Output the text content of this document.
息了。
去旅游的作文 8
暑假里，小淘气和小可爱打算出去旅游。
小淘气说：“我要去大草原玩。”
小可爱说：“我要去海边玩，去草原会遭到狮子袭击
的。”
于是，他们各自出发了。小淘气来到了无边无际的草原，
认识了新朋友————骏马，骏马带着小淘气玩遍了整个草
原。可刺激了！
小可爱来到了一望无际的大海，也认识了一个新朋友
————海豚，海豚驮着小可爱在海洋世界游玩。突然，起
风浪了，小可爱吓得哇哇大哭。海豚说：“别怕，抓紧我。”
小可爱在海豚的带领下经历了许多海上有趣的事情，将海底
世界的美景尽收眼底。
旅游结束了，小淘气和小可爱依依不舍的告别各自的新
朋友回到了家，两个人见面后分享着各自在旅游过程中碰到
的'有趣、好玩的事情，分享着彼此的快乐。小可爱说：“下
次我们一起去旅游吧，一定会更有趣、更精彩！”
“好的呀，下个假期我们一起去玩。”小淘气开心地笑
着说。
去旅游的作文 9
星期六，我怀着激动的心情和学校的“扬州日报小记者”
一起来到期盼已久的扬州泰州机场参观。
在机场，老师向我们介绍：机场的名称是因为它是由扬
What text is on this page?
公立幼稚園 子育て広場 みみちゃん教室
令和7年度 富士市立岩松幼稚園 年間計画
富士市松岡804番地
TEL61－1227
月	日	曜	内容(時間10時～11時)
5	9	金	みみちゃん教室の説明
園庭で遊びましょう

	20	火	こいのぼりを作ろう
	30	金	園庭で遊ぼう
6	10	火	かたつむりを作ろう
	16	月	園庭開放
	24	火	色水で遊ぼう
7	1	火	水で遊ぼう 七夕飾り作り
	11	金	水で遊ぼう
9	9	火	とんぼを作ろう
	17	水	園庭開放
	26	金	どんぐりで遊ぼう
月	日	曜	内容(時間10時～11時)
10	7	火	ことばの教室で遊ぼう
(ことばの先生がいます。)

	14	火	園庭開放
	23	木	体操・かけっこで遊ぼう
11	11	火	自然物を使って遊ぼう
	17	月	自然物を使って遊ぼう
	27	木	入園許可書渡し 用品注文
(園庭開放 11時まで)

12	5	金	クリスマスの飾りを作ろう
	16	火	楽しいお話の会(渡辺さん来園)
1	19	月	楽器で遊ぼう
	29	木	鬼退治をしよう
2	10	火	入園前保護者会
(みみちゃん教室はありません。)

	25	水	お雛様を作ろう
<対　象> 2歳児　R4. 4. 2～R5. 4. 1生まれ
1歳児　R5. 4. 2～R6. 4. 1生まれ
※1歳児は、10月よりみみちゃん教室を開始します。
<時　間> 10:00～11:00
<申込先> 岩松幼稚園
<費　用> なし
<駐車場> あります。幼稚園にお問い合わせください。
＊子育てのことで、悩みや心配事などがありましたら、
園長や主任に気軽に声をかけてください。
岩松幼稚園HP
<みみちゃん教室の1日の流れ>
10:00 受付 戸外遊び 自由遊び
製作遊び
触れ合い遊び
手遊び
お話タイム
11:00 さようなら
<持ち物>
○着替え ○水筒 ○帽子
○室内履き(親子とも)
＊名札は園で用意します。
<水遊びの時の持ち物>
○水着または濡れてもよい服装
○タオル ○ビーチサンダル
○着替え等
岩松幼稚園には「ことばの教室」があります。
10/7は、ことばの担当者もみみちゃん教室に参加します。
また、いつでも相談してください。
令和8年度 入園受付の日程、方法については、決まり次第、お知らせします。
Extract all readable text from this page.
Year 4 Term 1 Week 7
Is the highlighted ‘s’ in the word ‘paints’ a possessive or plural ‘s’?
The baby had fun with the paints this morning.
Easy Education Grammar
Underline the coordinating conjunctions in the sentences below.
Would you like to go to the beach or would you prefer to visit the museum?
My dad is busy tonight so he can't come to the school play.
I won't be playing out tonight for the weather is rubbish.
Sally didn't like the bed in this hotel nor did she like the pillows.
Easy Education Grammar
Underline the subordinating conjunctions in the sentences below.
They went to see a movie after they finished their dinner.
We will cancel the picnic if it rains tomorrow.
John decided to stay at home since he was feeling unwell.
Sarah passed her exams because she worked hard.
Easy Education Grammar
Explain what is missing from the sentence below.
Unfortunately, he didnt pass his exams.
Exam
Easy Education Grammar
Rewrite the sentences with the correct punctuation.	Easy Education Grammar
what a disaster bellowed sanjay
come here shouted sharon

◇ ◇ ◇ ◇ ◇ ◇ ◇

→ DIRECTIVE
Repeat the listing in full, keeping every line exactly as it is.

→ SOLUTION BELOW
Output the text content of this document.
息了。
去旅游的作文 8
暑假里，小淘气和小可爱打算出去旅游。
小淘气说：“我要去大草原玩。”
小可爱说：“我要去海边玩，去草原会遭到狮子袭击
的。”
于是，他们各自出发了。小淘气来到了无边无际的草原，
认识了新朋友————骏马，骏马带着小淘气玩遍了整个草
原。可刺激了！
小可爱来到了一望无际的大海，也认识了一个新朋友
————海豚，海豚驮着小可爱在海洋世界游玩。突然，起
风浪了，小可爱吓得哇哇大哭。海豚说：“别怕，抓紧我。”
小可爱在海豚的带领下经历了许多海上有趣的事情，将海底
世界的美景尽收眼底。
旅游结束了，小淘气和小可爱依依不舍的告别各自的新
朋友回到了家，两个人见面后分享着各自在旅游过程中碰到
的'有趣、好玩的事情，分享着彼此的快乐。小可爱说：“下
次我们一起去旅游吧，一定会更有趣、更精彩！”
“好的呀，下个假期我们一起去玩。”小淘气开心地笑
着说。
去旅游的作文 9
星期六，我怀着激动的心情和学校的“扬州日报小记者”
一起来到期盼已久的扬州泰州机场参观。
在机场，老师向我们介绍：机场的名称是因为它是由扬
What text is on this page?
公立幼稚園 子育て広場 みみちゃん教室
令和7年度 富士市立岩松幼稚園 年間計画
富士市松岡804番地
TEL61－1227
月	日	曜	内容(時間10時～11時)
5	9	金	みみちゃん教室の説明
園庭で遊びましょう

	20	火	こいのぼりを作ろう
	30	金	園庭で遊ぼう
6	10	火	かたつむりを作ろう
	16	月	園庭開放
	24	火	色水で遊ぼう
7	1	火	水で遊ぼう 七夕飾り作り
	11	金	水で遊ぼう
9	9	火	とんぼを作ろう
	17	水	園庭開放
	26	金	どんぐりで遊ぼう
月	日	曜	内容(時間10時～11時)
10	7	火	ことばの教室で遊ぼう
(ことばの先生がいます。)

	14	火	園庭開放
	23	木	体操・かけっこで遊ぼう
11	11	火	自然物を使って遊ぼう
	17	月	自然物を使って遊ぼう
	27	木	入園許可書渡し 用品注文
(園庭開放 11時まで)

12	5	金	クリスマスの飾りを作ろう
	16	火	楽しいお話の会(渡辺さん来園)
1	19	月	楽器で遊ぼう
	29	木	鬼退治をしよう
2	10	火	入園前保護者会
(みみちゃん教室はありません。)

	25	水	お雛様を作ろう
<対　象> 2歳児　R4. 4. 2～R5. 4. 1生まれ
1歳児　R5. 4. 2～R6. 4. 1生まれ
※1歳児は、10月よりみみちゃん教室を開始します。
<時　間> 10:00～11:00
<申込先> 岩松幼稚園
<費　用> なし
<駐車場> あります。幼稚園にお問い合わせください。
＊子育てのことで、悩みや心配事などがありましたら、
園長や主任に気軽に声をかけてください。
岩松幼稚園HP
<みみちゃん教室の1日の流れ>
10:00 受付 戸外遊び 自由遊び
製作遊び
触れ合い遊び
手遊び
お話タイム
11:00 さようなら
<持ち物>
○着替え ○水筒 ○帽子
○室内履き(親子とも)
＊名札は園で用意します。
<水遊びの時の持ち物>
○水着または濡れてもよい服装
○タオル ○ビーチサンダル
○着替え等
岩松幼稚園には「ことばの教室」があります。
10/7は、ことばの担当者もみみちゃん教室に参加します。
また、いつでも相談してください。
令和8年度 入園受付の日程、方法については、決まり次第、お知らせします。
Extract all readable text from this page.
Year 4 Term 1 Week 7
Is the highlighted ‘s’ in the word ‘paints’ a possessive or plural ‘s’?
The baby had fun with the paints this morning.
Easy Education Grammar
Underline the coordinating conjunctions in the sentences below.
Would you like to go to the beach or would you prefer to visit the museum?
My dad is busy tonight so he can't come to the school play.
I won't be playing out tonight for the weather is rubbish.
Sally didn't like the bed in this hotel nor did she like the pillows.
Easy Education Grammar
Underline the subordinating conjunctions in the sentences below.
They went to see a movie after they finished their dinner.
We will cancel the picnic if it rains tomorrow.
John decided to stay at home since he was feeling unwell.
Sarah passed her exams because she worked hard.
Easy Education Grammar
Explain what is missing from the sentence below.
Unfortunately, he didnt pass his exams.
Exam
Easy Education Grammar
Rewrite the sentences with the correct punctuation.	Easy Education Grammar
what a disaster bellowed sanjay
come here shouted sharon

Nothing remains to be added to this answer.